[RECORDS PROVIDED start]

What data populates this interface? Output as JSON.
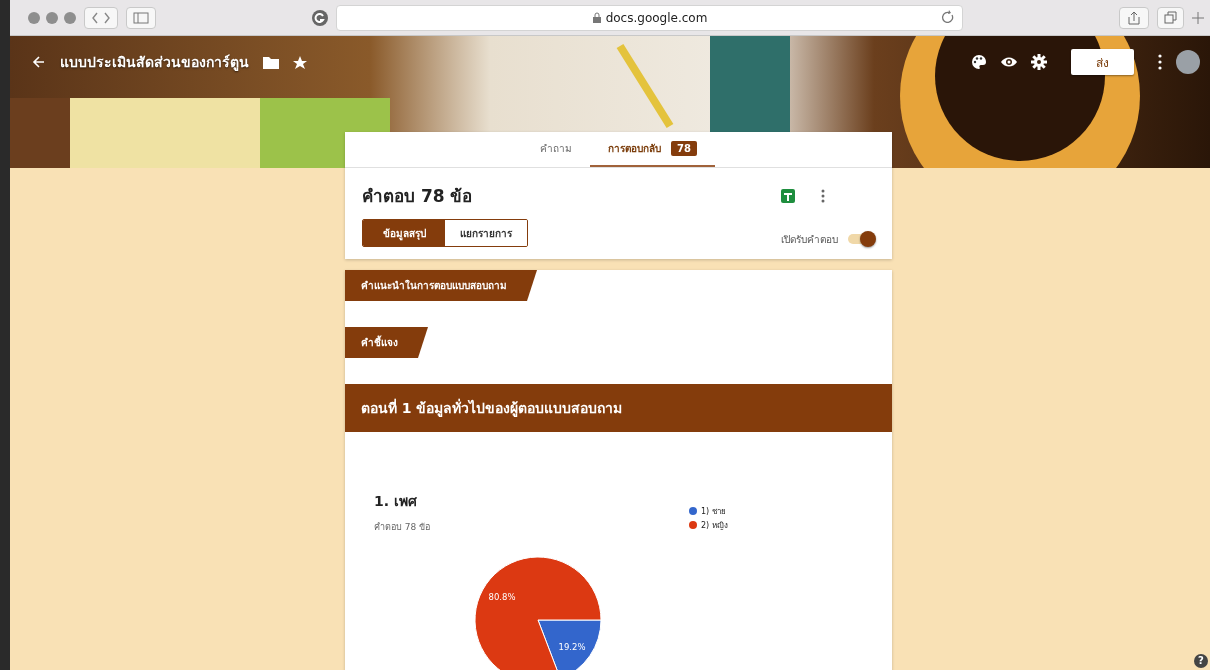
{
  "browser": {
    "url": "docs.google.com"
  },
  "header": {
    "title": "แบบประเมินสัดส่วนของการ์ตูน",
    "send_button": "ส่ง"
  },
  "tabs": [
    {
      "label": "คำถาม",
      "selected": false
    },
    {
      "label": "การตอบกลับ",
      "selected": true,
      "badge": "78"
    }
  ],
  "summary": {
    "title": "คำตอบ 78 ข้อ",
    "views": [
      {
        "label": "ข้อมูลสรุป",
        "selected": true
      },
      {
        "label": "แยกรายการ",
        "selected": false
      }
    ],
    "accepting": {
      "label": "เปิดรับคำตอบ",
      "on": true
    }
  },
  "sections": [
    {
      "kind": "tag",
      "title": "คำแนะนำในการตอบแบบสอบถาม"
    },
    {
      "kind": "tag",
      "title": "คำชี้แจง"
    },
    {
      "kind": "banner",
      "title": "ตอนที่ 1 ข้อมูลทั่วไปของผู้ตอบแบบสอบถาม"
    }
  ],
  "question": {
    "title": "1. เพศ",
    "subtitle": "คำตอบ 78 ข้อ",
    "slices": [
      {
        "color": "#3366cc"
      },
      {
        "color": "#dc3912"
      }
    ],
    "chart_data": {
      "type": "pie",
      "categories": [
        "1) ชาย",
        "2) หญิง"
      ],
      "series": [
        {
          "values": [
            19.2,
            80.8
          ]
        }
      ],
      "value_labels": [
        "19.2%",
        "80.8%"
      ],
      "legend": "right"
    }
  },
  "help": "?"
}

[RECORDS PROVIDED end]
[RECORDS PROVIDED start]

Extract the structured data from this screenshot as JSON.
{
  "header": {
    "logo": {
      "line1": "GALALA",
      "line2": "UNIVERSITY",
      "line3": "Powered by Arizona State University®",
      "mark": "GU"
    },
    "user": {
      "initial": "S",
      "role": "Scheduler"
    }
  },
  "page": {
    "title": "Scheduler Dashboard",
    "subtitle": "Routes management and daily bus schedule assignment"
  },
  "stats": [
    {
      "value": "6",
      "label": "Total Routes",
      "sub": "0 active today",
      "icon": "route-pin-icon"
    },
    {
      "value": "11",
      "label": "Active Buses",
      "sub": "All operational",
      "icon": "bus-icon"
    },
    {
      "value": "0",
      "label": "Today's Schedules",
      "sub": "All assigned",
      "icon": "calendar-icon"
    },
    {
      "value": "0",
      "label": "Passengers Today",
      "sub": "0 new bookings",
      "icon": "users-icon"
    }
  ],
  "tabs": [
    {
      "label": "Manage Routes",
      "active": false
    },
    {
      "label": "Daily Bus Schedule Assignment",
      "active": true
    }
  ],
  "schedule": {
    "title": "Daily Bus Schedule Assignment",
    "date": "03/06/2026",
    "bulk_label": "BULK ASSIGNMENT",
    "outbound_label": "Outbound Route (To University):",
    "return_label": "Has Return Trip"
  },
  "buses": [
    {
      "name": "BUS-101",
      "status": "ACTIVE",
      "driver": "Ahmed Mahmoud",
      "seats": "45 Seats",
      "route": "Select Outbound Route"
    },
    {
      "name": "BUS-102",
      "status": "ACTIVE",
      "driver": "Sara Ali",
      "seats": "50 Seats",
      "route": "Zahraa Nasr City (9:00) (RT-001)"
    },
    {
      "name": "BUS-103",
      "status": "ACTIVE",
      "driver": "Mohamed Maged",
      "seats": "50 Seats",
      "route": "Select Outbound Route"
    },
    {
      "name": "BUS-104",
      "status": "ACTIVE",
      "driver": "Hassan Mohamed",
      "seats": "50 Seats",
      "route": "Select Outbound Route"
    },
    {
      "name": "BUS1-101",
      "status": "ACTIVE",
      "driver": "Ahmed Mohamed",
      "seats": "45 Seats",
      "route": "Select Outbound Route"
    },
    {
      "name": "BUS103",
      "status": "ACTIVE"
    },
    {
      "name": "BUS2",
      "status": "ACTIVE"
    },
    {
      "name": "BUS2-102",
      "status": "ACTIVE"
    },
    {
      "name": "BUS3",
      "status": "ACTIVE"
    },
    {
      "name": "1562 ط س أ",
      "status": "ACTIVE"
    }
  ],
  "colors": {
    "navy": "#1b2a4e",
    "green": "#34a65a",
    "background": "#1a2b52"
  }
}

[RECORDS PROVIDED end]

__TO DO__:
Pull out all lines of the data with the string "Routes".

__TASK RESULT__:
    "subtitle": "Routes management and daily bus schedule assignment"
      "label": "Total Routes",
      "label": "Manage Routes",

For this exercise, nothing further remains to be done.